● **Problem to solve**
Return every line of the material exactly.
--------------------------------
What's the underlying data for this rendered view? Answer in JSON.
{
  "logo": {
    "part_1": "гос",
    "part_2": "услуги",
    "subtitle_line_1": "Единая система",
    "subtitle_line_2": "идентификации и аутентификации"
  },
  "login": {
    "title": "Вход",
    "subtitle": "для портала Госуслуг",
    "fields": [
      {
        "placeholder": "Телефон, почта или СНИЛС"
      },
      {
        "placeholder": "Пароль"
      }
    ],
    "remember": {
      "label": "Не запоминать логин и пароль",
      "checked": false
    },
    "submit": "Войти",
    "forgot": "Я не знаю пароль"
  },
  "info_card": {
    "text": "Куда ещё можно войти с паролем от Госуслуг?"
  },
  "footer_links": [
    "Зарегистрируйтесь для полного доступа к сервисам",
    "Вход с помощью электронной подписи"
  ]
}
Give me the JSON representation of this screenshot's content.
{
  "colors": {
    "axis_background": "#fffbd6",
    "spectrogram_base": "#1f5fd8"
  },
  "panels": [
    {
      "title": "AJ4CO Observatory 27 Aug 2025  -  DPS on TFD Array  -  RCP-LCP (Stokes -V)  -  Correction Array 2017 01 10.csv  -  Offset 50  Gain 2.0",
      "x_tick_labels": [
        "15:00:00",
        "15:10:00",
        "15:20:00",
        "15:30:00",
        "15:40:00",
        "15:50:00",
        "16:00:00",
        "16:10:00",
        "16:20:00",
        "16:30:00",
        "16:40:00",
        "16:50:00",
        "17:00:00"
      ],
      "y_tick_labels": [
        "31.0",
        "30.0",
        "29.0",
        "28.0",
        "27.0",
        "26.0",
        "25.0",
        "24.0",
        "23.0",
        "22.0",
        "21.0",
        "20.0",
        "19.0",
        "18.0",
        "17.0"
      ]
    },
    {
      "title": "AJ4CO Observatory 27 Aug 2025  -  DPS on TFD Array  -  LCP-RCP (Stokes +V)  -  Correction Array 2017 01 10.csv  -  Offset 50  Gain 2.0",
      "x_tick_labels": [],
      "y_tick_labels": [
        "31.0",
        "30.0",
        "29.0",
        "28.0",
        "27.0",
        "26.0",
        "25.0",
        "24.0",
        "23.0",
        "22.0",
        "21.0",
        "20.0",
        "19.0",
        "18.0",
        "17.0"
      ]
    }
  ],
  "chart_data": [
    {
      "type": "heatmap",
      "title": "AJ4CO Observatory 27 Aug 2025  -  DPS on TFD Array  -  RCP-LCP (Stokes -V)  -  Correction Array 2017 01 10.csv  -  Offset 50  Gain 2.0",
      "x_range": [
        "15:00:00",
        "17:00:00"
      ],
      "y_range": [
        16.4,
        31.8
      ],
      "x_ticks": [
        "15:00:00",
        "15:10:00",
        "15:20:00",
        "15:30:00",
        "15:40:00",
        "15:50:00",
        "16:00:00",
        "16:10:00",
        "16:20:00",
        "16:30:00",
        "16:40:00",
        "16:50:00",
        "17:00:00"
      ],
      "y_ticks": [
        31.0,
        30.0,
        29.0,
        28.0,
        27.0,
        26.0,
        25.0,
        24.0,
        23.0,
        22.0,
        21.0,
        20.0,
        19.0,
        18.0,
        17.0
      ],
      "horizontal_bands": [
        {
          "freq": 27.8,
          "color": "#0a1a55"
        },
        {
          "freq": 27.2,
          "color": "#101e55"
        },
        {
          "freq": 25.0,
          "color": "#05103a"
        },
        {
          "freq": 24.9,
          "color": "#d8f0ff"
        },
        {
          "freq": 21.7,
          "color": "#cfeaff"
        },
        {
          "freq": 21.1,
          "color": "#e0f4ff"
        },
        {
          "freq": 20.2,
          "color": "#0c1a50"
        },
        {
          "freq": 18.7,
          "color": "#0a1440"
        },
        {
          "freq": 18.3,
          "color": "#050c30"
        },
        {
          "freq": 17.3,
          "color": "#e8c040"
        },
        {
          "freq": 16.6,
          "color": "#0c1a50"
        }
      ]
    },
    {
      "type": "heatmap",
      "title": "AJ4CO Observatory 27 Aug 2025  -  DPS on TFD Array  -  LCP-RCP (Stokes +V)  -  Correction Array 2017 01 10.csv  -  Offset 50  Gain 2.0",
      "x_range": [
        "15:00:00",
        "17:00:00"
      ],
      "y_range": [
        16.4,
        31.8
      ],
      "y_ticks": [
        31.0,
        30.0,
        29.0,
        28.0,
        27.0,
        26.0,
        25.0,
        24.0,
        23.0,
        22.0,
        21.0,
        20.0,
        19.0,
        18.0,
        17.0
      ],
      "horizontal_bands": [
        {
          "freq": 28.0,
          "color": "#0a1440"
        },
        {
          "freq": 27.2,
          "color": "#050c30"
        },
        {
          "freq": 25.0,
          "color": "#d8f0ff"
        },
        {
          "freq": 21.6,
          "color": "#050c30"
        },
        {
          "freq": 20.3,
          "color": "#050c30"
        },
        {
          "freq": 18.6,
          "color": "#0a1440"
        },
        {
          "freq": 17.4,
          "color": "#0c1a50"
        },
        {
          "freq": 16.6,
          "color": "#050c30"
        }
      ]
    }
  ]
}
--------------------------------
● **Exercise output**
What's the underlying data for this rendered view? Answer in JSON.
{
  "logo": {
    "part_1": "гос",
    "part_2": "услуги",
    "subtitle_line_1": "Единая система",
    "subtitle_line_2": "идентификации и аутентификации"
  },
  "login": {
    "title": "Вход",
    "subtitle": "для портала Госуслуг",
    "fields": [
      {
        "placeholder": "Телефон, почта или СНИЛС"
      },
      {
        "placeholder": "Пароль"
      }
    ],
    "remember": {
      "label": "Не запоминать логин и пароль",
      "checked": false
    },
    "submit": "Войти",
    "forgot": "Я не знаю пароль"
  },
  "info_card": {
    "text": "Куда ещё можно войти с паролем от Госуслуг?"
  },
  "footer_links": [
    "Зарегистрируйтесь для полного доступа к сервисам",
    "Вход с помощью электронной подписи"
  ]
}
Give me the JSON representation of this screenshot's content.
{
  "colors": {
    "axis_background": "#fffbd6",
    "spectrogram_base": "#1f5fd8"
  },
  "panels": [
    {
      "title": "AJ4CO Observatory 27 Aug 2025  -  DPS on TFD Array  -  RCP-LCP (Stokes -V)  -  Correction Array 2017 01 10.csv  -  Offset 50  Gain 2.0",
      "x_tick_labels": [
        "15:00:00",
        "15:10:00",
        "15:20:00",
        "15:30:00",
        "15:40:00",
        "15:50:00",
        "16:00:00",
        "16:10:00",
        "16:20:00",
        "16:30:00",
        "16:40:00",
        "16:50:00",
        "17:00:00"
      ],
      "y_tick_labels": [
        "31.0",
        "30.0",
        "29.0",
        "28.0",
        "27.0",
        "26.0",
        "25.0",
        "24.0",
        "23.0",
        "22.0",
        "21.0",
        "20.0",
        "19.0",
        "18.0",
        "17.0"
      ]
    },
    {
      "title": "AJ4CO Observatory 27 Aug 2025  -  DPS on TFD Array  -  LCP-RCP (Stokes +V)  -  Correction Array 2017 01 10.csv  -  Offset 50  Gain 2.0",
      "x_tick_labels": [],
      "y_tick_labels": [
        "31.0",
        "30.0",
        "29.0",
        "28.0",
        "27.0",
        "26.0",
        "25.0",
        "24.0",
        "23.0",
        "22.0",
        "21.0",
        "20.0",
        "19.0",
        "18.0",
        "17.0"
      ]
    }
  ],
  "chart_data": [
    {
      "type": "heatmap",
      "title": "AJ4CO Observatory 27 Aug 2025  -  DPS on TFD Array  -  RCP-LCP (Stokes -V)  -  Correction Array 2017 01 10.csv  -  Offset 50  Gain 2.0",
      "x_range": [
        "15:00:00",
        "17:00:00"
      ],
      "y_range": [
        16.4,
        31.8
      ],
      "x_ticks": [
        "15:00:00",
        "15:10:00",
        "15:20:00",
        "15:30:00",
        "15:40:00",
        "15:50:00",
        "16:00:00",
        "16:10:00",
        "16:20:00",
        "16:30:00",
        "16:40:00",
        "16:50:00",
        "17:00:00"
      ],
      "y_ticks": [
        31.0,
        30.0,
        29.0,
        28.0,
        27.0,
        26.0,
        25.0,
        24.0,
        23.0,
        22.0,
        21.0,
        20.0,
        19.0,
        18.0,
        17.0
      ],
      "horizontal_bands": [
        {
          "freq": 27.8,
          "color": "#0a1a55"
        },
        {
          "freq": 27.2,
          "color": "#101e55"
        },
        {
          "freq": 25.0,
          "color": "#05103a"
        },
        {
          "freq": 24.9,
          "color": "#d8f0ff"
        },
        {
          "freq": 21.7,
          "color": "#cfeaff"
        },
        {
          "freq": 21.1,
          "color": "#e0f4ff"
        },
        {
          "freq": 20.2,
          "color": "#0c1a50"
        },
        {
          "freq": 18.7,
          "color": "#0a1440"
        },
        {
          "freq": 18.3,
          "color": "#050c30"
        },
        {
          "freq": 17.3,
          "color": "#e8c040"
        },
        {
          "freq": 16.6,
          "color": "#0c1a50"
        }
      ]
    },
    {
      "type": "heatmap",
      "title": "AJ4CO Observatory 27 Aug 2025  -  DPS on TFD Array  -  LCP-RCP (Stokes +V)  -  Correction Array 2017 01 10.csv  -  Offset 50  Gain 2.0",
      "x_range": [
        "15:00:00",
        "17:00:00"
      ],
      "y_range": [
        16.4,
        31.8
      ],
      "y_ticks": [
        31.0,
        30.0,
        29.0,
        28.0,
        27.0,
        26.0,
        25.0,
        24.0,
        23.0,
        22.0,
        21.0,
        20.0,
        19.0,
        18.0,
        17.0
      ],
      "horizontal_bands": [
        {
          "freq": 28.0,
          "color": "#0a1440"
        },
        {
          "freq": 27.2,
          "color": "#050c30"
        },
        {
          "freq": 25.0,
          "color": "#d8f0ff"
        },
        {
          "freq": 21.6,
          "color": "#050c30"
        },
        {
          "freq": 20.3,
          "color": "#050c30"
        },
        {
          "freq": 18.6,
          "color": "#0a1440"
        },
        {
          "freq": 17.4,
          "color": "#0c1a50"
        },
        {
          "freq": 16.6,
          "color": "#050c30"
        }
      ]
    }
  ]
}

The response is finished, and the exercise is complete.